Quote all entries in full, exactly.
--- Begin ---
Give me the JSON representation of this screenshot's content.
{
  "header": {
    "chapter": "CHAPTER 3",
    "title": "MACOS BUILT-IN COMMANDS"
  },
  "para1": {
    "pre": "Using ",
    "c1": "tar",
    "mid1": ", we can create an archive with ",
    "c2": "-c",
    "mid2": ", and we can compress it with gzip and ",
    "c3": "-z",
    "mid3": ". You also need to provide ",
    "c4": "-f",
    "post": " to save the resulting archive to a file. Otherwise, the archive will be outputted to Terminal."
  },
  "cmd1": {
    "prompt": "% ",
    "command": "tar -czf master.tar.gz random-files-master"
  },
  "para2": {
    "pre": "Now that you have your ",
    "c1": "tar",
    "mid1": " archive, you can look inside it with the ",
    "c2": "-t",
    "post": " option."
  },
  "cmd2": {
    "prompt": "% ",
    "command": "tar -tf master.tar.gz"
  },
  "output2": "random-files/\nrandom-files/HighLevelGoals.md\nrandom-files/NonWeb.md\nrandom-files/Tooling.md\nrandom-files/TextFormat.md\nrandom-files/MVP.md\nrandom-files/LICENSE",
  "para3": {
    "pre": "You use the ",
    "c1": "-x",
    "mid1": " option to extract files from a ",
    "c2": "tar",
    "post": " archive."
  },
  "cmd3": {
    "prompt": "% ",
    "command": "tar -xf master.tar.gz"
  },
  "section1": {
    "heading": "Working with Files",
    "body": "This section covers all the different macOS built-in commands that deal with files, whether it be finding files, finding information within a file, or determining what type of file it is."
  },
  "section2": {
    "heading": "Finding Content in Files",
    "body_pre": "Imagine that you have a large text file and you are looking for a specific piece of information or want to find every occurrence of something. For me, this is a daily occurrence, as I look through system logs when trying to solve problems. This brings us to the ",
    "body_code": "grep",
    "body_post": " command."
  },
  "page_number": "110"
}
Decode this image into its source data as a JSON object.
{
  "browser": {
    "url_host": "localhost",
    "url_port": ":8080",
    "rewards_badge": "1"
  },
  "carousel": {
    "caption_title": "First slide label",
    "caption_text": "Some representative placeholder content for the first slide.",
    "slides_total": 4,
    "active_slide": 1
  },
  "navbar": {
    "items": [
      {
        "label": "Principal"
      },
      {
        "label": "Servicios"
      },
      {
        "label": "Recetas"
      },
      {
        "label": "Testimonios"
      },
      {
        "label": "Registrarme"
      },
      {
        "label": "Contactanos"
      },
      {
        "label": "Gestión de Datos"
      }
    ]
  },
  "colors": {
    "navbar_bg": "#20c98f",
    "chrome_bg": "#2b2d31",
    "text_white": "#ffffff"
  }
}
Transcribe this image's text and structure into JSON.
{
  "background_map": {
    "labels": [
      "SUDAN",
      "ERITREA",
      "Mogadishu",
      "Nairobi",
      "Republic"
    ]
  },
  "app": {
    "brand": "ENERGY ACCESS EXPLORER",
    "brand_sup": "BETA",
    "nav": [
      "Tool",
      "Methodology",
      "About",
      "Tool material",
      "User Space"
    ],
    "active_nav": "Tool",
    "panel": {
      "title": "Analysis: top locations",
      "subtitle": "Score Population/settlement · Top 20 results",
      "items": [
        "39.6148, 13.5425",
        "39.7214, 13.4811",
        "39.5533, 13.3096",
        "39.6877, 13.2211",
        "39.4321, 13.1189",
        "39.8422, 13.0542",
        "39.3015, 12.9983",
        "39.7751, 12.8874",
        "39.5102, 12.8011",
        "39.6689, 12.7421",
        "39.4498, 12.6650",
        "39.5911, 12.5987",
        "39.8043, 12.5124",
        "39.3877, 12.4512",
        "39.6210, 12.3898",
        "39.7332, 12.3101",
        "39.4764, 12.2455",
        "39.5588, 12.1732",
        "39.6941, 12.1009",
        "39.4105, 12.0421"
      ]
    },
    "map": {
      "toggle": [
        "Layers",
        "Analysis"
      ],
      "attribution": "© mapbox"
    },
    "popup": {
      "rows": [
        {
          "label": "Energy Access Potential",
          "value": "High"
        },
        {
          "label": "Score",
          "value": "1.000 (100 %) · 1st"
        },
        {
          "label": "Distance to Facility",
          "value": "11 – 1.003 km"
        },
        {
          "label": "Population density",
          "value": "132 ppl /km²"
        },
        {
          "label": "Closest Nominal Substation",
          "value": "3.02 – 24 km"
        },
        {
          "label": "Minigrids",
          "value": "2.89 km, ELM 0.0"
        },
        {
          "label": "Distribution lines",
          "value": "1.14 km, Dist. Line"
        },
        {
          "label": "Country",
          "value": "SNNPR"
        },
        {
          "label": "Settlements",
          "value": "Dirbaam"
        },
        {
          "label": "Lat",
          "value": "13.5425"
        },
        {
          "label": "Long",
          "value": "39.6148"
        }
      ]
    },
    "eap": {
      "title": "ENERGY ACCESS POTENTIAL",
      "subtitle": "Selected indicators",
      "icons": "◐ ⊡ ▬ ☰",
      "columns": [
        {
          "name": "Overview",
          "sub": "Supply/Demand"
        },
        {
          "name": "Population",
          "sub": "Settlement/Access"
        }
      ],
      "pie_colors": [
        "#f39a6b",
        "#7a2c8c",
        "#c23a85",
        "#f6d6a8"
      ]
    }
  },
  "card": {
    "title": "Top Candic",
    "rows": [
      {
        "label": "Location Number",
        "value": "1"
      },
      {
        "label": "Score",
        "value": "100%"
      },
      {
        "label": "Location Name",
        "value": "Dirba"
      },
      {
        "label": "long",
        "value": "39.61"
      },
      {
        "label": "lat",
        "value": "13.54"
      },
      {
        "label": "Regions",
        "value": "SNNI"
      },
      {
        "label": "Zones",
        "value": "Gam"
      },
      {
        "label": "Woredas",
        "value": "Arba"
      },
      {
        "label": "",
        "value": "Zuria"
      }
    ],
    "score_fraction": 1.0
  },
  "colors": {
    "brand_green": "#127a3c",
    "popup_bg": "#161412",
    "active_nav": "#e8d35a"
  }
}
--- End ---
- _Solution to the exercise_
Give me the JSON representation of this screenshot's content.
{
  "header": {
    "chapter": "CHAPTER 3",
    "title": "MACOS BUILT-IN COMMANDS"
  },
  "para1": {
    "pre": "Using ",
    "c1": "tar",
    "mid1": ", we can create an archive with ",
    "c2": "-c",
    "mid2": ", and we can compress it with gzip and ",
    "c3": "-z",
    "mid3": ". You also need to provide ",
    "c4": "-f",
    "post": " to save the resulting archive to a file. Otherwise, the archive will be outputted to Terminal."
  },
  "cmd1": {
    "prompt": "% ",
    "command": "tar -czf master.tar.gz random-files-master"
  },
  "para2": {
    "pre": "Now that you have your ",
    "c1": "tar",
    "mid1": " archive, you can look inside it with the ",
    "c2": "-t",
    "post": " option."
  },
  "cmd2": {
    "prompt": "% ",
    "command": "tar -tf master.tar.gz"
  },
  "output2": "random-files/\nrandom-files/HighLevelGoals.md\nrandom-files/NonWeb.md\nrandom-files/Tooling.md\nrandom-files/TextFormat.md\nrandom-files/MVP.md\nrandom-files/LICENSE",
  "para3": {
    "pre": "You use the ",
    "c1": "-x",
    "mid1": " option to extract files from a ",
    "c2": "tar",
    "post": " archive."
  },
  "cmd3": {
    "prompt": "% ",
    "command": "tar -xf master.tar.gz"
  },
  "section1": {
    "heading": "Working with Files",
    "body": "This section covers all the different macOS built-in commands that deal with files, whether it be finding files, finding information within a file, or determining what type of file it is."
  },
  "section2": {
    "heading": "Finding Content in Files",
    "body_pre": "Imagine that you have a large text file and you are looking for a specific piece of information or want to find every occurrence of something. For me, this is a daily occurrence, as I look through system logs when trying to solve problems. This brings us to the ",
    "body_code": "grep",
    "body_post": " command."
  },
  "page_number": "110"
}
Decode this image into its source data as a JSON object.
{
  "browser": {
    "url_host": "localhost",
    "url_port": ":8080",
    "rewards_badge": "1"
  },
  "carousel": {
    "caption_title": "First slide label",
    "caption_text": "Some representative placeholder content for the first slide.",
    "slides_total": 4,
    "active_slide": 1
  },
  "navbar": {
    "items": [
      {
        "label": "Principal"
      },
      {
        "label": "Servicios"
      },
      {
        "label": "Recetas"
      },
      {
        "label": "Testimonios"
      },
      {
        "label": "Registrarme"
      },
      {
        "label": "Contactanos"
      },
      {
        "label": "Gestión de Datos"
      }
    ]
  },
  "colors": {
    "navbar_bg": "#20c98f",
    "chrome_bg": "#2b2d31",
    "text_white": "#ffffff"
  }
}
Transcribe this image's text and structure into JSON.
{
  "background_map": {
    "labels": [
      "SUDAN",
      "ERITREA",
      "Mogadishu",
      "Nairobi",
      "Republic"
    ]
  },
  "app": {
    "brand": "ENERGY ACCESS EXPLORER",
    "brand_sup": "BETA",
    "nav": [
      "Tool",
      "Methodology",
      "About",
      "Tool material",
      "User Space"
    ],
    "active_nav": "Tool",
    "panel": {
      "title": "Analysis: top locations",
      "subtitle": "Score Population/settlement · Top 20 results",
      "items": [
        "39.6148, 13.5425",
        "39.7214, 13.4811",
        "39.5533, 13.3096",
        "39.6877, 13.2211",
        "39.4321, 13.1189",
        "39.8422, 13.0542",
        "39.3015, 12.9983",
        "39.7751, 12.8874",
        "39.5102, 12.8011",
        "39.6689, 12.7421",
        "39.4498, 12.6650",
        "39.5911, 12.5987",
        "39.8043, 12.5124",
        "39.3877, 12.4512",
        "39.6210, 12.3898",
        "39.7332, 12.3101",
        "39.4764, 12.2455",
        "39.5588, 12.1732",
        "39.6941, 12.1009",
        "39.4105, 12.0421"
      ]
    },
    "map": {
      "toggle": [
        "Layers",
        "Analysis"
      ],
      "attribution": "© mapbox"
    },
    "popup": {
      "rows": [
        {
          "label": "Energy Access Potential",
          "value": "High"
        },
        {
          "label": "Score",
          "value": "1.000 (100 %) · 1st"
        },
        {
          "label": "Distance to Facility",
          "value": "11 – 1.003 km"
        },
        {
          "label": "Population density",
          "value": "132 ppl /km²"
        },
        {
          "label": "Closest Nominal Substation",
          "value": "3.02 – 24 km"
        },
        {
          "label": "Minigrids",
          "value": "2.89 km, ELM 0.0"
        },
        {
          "label": "Distribution lines",
          "value": "1.14 km, Dist. Line"
        },
        {
          "label": "Country",
          "value": "SNNPR"
        },
        {
          "label": "Settlements",
          "value": "Dirbaam"
        },
        {
          "label": "Lat",
          "value": "13.5425"
        },
        {
          "label": "Long",
          "value": "39.6148"
        }
      ]
    },
    "eap": {
      "title": "ENERGY ACCESS POTENTIAL",
      "subtitle": "Selected indicators",
      "icons": "◐ ⊡ ▬ ☰",
      "columns": [
        {
          "name": "Overview",
          "sub": "Supply/Demand"
        },
        {
          "name": "Population",
          "sub": "Settlement/Access"
        }
      ],
      "pie_colors": [
        "#f39a6b",
        "#7a2c8c",
        "#c23a85",
        "#f6d6a8"
      ]
    }
  },
  "card": {
    "title": "Top Candic",
    "rows": [
      {
        "label": "Location Number",
        "value": "1"
      },
      {
        "label": "Score",
        "value": "100%"
      },
      {
        "label": "Location Name",
        "value": "Dirba"
      },
      {
        "label": "long",
        "value": "39.61"
      },
      {
        "label": "lat",
        "value": "13.54"
      },
      {
        "label": "Regions",
        "value": "SNNI"
      },
      {
        "label": "Zones",
        "value": "Gam"
      },
      {
        "label": "Woredas",
        "value": "Arba"
      },
      {
        "label": "",
        "value": "Zuria"
      }
    ],
    "score_fraction": 1.0
  },
  "colors": {
    "brand_green": "#127a3c",
    "popup_bg": "#161412",
    "active_nav": "#e8d35a"
  }
}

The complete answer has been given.